### [TASK OBJECTIVE]
Collect all lines containing the word "Mahallesi" from the data.

++++ DATA IN THIS EXERCISE ++++

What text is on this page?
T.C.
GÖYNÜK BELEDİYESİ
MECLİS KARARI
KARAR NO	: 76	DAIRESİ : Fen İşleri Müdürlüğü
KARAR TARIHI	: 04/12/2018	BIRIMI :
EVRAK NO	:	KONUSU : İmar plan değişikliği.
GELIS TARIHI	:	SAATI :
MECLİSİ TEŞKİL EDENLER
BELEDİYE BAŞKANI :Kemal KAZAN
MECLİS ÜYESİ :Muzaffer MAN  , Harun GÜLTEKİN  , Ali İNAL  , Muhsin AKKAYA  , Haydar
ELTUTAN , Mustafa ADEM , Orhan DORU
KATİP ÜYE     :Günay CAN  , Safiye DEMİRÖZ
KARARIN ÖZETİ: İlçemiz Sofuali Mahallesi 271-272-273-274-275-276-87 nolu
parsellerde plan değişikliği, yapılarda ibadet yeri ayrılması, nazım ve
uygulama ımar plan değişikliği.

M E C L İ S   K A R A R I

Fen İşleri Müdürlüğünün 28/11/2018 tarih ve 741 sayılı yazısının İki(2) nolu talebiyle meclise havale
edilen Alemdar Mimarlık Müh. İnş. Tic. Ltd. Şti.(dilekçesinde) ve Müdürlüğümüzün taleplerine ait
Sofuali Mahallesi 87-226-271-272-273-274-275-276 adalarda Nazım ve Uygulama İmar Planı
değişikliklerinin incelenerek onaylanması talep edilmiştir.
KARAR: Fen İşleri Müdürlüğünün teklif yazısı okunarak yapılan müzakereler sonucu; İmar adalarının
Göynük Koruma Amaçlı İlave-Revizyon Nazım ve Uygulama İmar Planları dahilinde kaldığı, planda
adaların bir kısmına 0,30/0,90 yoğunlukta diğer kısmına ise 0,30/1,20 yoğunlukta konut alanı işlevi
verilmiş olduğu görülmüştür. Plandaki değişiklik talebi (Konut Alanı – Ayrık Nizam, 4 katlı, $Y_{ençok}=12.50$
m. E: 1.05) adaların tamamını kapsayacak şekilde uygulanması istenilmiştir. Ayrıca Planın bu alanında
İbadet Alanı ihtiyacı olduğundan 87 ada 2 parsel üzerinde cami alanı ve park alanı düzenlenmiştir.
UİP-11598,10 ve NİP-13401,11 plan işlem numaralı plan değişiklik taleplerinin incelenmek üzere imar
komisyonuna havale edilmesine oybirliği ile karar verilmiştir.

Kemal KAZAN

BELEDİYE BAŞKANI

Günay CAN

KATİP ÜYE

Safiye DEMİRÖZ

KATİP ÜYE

++++

### [ANSWER TO THIS TASK]
KARARIN ÖZETİ: İlçemiz Sofuali Mahallesi 271-272-273-274-275-276-87 nolu
Sofuali Mahallesi 87-226-271-272-273-274-275-276 adalarda Nazım ve Uygulama İmar Planı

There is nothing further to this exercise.